:: Data extract ::

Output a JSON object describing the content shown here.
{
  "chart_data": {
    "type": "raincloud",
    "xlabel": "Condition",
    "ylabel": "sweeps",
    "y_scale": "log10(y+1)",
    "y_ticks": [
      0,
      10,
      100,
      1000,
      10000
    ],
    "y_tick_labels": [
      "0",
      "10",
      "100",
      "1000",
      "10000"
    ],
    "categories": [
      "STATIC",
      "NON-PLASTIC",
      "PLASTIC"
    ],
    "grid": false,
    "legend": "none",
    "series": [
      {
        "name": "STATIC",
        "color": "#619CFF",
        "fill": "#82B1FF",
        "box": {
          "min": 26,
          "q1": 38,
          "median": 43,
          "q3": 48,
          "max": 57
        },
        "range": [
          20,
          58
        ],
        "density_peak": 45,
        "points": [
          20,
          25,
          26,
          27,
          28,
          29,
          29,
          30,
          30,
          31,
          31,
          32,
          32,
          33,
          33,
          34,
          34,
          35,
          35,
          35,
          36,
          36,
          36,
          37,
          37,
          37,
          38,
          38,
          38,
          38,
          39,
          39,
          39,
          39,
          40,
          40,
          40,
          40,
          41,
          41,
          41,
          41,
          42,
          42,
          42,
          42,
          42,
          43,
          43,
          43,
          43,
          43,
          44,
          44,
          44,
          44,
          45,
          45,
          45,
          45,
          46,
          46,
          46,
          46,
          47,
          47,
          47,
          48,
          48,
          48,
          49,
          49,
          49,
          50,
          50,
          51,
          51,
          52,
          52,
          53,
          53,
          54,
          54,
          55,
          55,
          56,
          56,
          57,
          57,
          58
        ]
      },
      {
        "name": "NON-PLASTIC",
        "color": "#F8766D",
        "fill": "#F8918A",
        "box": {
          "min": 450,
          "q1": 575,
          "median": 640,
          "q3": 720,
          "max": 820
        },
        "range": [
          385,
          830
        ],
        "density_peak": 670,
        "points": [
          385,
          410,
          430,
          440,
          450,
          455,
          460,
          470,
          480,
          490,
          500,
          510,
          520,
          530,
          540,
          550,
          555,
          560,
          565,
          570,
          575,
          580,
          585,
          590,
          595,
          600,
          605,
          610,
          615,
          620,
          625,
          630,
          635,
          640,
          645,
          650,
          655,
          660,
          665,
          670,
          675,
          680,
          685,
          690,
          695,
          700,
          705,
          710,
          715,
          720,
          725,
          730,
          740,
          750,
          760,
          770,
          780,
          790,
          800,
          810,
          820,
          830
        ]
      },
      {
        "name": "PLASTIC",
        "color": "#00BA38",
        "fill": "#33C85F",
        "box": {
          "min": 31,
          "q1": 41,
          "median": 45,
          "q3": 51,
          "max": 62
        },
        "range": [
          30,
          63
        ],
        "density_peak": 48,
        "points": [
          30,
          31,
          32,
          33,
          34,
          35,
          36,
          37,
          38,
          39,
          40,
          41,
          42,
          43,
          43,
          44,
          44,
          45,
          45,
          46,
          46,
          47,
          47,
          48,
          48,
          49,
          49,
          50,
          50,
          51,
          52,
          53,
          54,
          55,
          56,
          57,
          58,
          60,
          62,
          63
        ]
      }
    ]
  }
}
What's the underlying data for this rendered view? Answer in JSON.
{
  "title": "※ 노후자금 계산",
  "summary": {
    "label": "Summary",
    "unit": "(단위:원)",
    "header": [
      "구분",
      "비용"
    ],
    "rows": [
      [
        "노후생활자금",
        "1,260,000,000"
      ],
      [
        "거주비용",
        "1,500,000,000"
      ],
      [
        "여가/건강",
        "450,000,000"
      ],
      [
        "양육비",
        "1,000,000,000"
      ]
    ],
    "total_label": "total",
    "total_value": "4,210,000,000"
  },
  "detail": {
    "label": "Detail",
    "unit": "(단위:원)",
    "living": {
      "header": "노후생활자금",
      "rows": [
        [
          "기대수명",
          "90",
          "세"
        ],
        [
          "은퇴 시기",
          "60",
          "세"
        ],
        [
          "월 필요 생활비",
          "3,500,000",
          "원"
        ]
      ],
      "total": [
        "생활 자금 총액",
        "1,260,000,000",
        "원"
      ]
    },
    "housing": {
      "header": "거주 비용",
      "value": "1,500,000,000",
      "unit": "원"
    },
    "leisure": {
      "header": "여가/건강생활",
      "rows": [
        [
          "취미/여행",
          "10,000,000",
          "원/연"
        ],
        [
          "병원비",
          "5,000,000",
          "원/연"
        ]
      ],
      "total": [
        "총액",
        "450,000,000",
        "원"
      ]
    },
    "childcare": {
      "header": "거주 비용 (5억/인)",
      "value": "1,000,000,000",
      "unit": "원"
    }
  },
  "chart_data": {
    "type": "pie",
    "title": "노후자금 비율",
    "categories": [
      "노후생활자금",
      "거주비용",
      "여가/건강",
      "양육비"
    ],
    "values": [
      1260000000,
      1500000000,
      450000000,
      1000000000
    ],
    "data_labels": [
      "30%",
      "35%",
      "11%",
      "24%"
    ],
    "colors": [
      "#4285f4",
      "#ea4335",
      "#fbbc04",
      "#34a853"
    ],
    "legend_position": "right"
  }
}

:::

◆ Task details: Please repeat all the records above exactly as they appear.

◆ Result:
Output a JSON object describing the content shown here.
{
  "chart_data": {
    "type": "raincloud",
    "xlabel": "Condition",
    "ylabel": "sweeps",
    "y_scale": "log10(y+1)",
    "y_ticks": [
      0,
      10,
      100,
      1000,
      10000
    ],
    "y_tick_labels": [
      "0",
      "10",
      "100",
      "1000",
      "10000"
    ],
    "categories": [
      "STATIC",
      "NON-PLASTIC",
      "PLASTIC"
    ],
    "grid": false,
    "legend": "none",
    "series": [
      {
        "name": "STATIC",
        "color": "#619CFF",
        "fill": "#82B1FF",
        "box": {
          "min": 26,
          "q1": 38,
          "median": 43,
          "q3": 48,
          "max": 57
        },
        "range": [
          20,
          58
        ],
        "density_peak": 45,
        "points": [
          20,
          25,
          26,
          27,
          28,
          29,
          29,
          30,
          30,
          31,
          31,
          32,
          32,
          33,
          33,
          34,
          34,
          35,
          35,
          35,
          36,
          36,
          36,
          37,
          37,
          37,
          38,
          38,
          38,
          38,
          39,
          39,
          39,
          39,
          40,
          40,
          40,
          40,
          41,
          41,
          41,
          41,
          42,
          42,
          42,
          42,
          42,
          43,
          43,
          43,
          43,
          43,
          44,
          44,
          44,
          44,
          45,
          45,
          45,
          45,
          46,
          46,
          46,
          46,
          47,
          47,
          47,
          48,
          48,
          48,
          49,
          49,
          49,
          50,
          50,
          51,
          51,
          52,
          52,
          53,
          53,
          54,
          54,
          55,
          55,
          56,
          56,
          57,
          57,
          58
        ]
      },
      {
        "name": "NON-PLASTIC",
        "color": "#F8766D",
        "fill": "#F8918A",
        "box": {
          "min": 450,
          "q1": 575,
          "median": 640,
          "q3": 720,
          "max": 820
        },
        "range": [
          385,
          830
        ],
        "density_peak": 670,
        "points": [
          385,
          410,
          430,
          440,
          450,
          455,
          460,
          470,
          480,
          490,
          500,
          510,
          520,
          530,
          540,
          550,
          555,
          560,
          565,
          570,
          575,
          580,
          585,
          590,
          595,
          600,
          605,
          610,
          615,
          620,
          625,
          630,
          635,
          640,
          645,
          650,
          655,
          660,
          665,
          670,
          675,
          680,
          685,
          690,
          695,
          700,
          705,
          710,
          715,
          720,
          725,
          730,
          740,
          750,
          760,
          770,
          780,
          790,
          800,
          810,
          820,
          830
        ]
      },
      {
        "name": "PLASTIC",
        "color": "#00BA38",
        "fill": "#33C85F",
        "box": {
          "min": 31,
          "q1": 41,
          "median": 45,
          "q3": 51,
          "max": 62
        },
        "range": [
          30,
          63
        ],
        "density_peak": 48,
        "points": [
          30,
          31,
          32,
          33,
          34,
          35,
          36,
          37,
          38,
          39,
          40,
          41,
          42,
          43,
          43,
          44,
          44,
          45,
          45,
          46,
          46,
          47,
          47,
          48,
          48,
          49,
          49,
          50,
          50,
          51,
          52,
          53,
          54,
          55,
          56,
          57,
          58,
          60,
          62,
          63
        ]
      }
    ]
  }
}
What's the underlying data for this rendered view? Answer in JSON.
{
  "title": "※ 노후자금 계산",
  "summary": {
    "label": "Summary",
    "unit": "(단위:원)",
    "header": [
      "구분",
      "비용"
    ],
    "rows": [
      [
        "노후생활자금",
        "1,260,000,000"
      ],
      [
        "거주비용",
        "1,500,000,000"
      ],
      [
        "여가/건강",
        "450,000,000"
      ],
      [
        "양육비",
        "1,000,000,000"
      ]
    ],
    "total_label": "total",
    "total_value": "4,210,000,000"
  },
  "detail": {
    "label": "Detail",
    "unit": "(단위:원)",
    "living": {
      "header": "노후생활자금",
      "rows": [
        [
          "기대수명",
          "90",
          "세"
        ],
        [
          "은퇴 시기",
          "60",
          "세"
        ],
        [
          "월 필요 생활비",
          "3,500,000",
          "원"
        ]
      ],
      "total": [
        "생활 자금 총액",
        "1,260,000,000",
        "원"
      ]
    },
    "housing": {
      "header": "거주 비용",
      "value": "1,500,000,000",
      "unit": "원"
    },
    "leisure": {
      "header": "여가/건강생활",
      "rows": [
        [
          "취미/여행",
          "10,000,000",
          "원/연"
        ],
        [
          "병원비",
          "5,000,000",
          "원/연"
        ]
      ],
      "total": [
        "총액",
        "450,000,000",
        "원"
      ]
    },
    "childcare": {
      "header": "거주 비용 (5억/인)",
      "value": "1,000,000,000",
      "unit": "원"
    }
  },
  "chart_data": {
    "type": "pie",
    "title": "노후자금 비율",
    "categories": [
      "노후생활자금",
      "거주비용",
      "여가/건강",
      "양육비"
    ],
    "values": [
      1260000000,
      1500000000,
      450000000,
      1000000000
    ],
    "data_labels": [
      "30%",
      "35%",
      "11%",
      "24%"
    ],
    "colors": [
      "#4285f4",
      "#ea4335",
      "#fbbc04",
      "#34a853"
    ],
    "legend_position": "right"
  }
}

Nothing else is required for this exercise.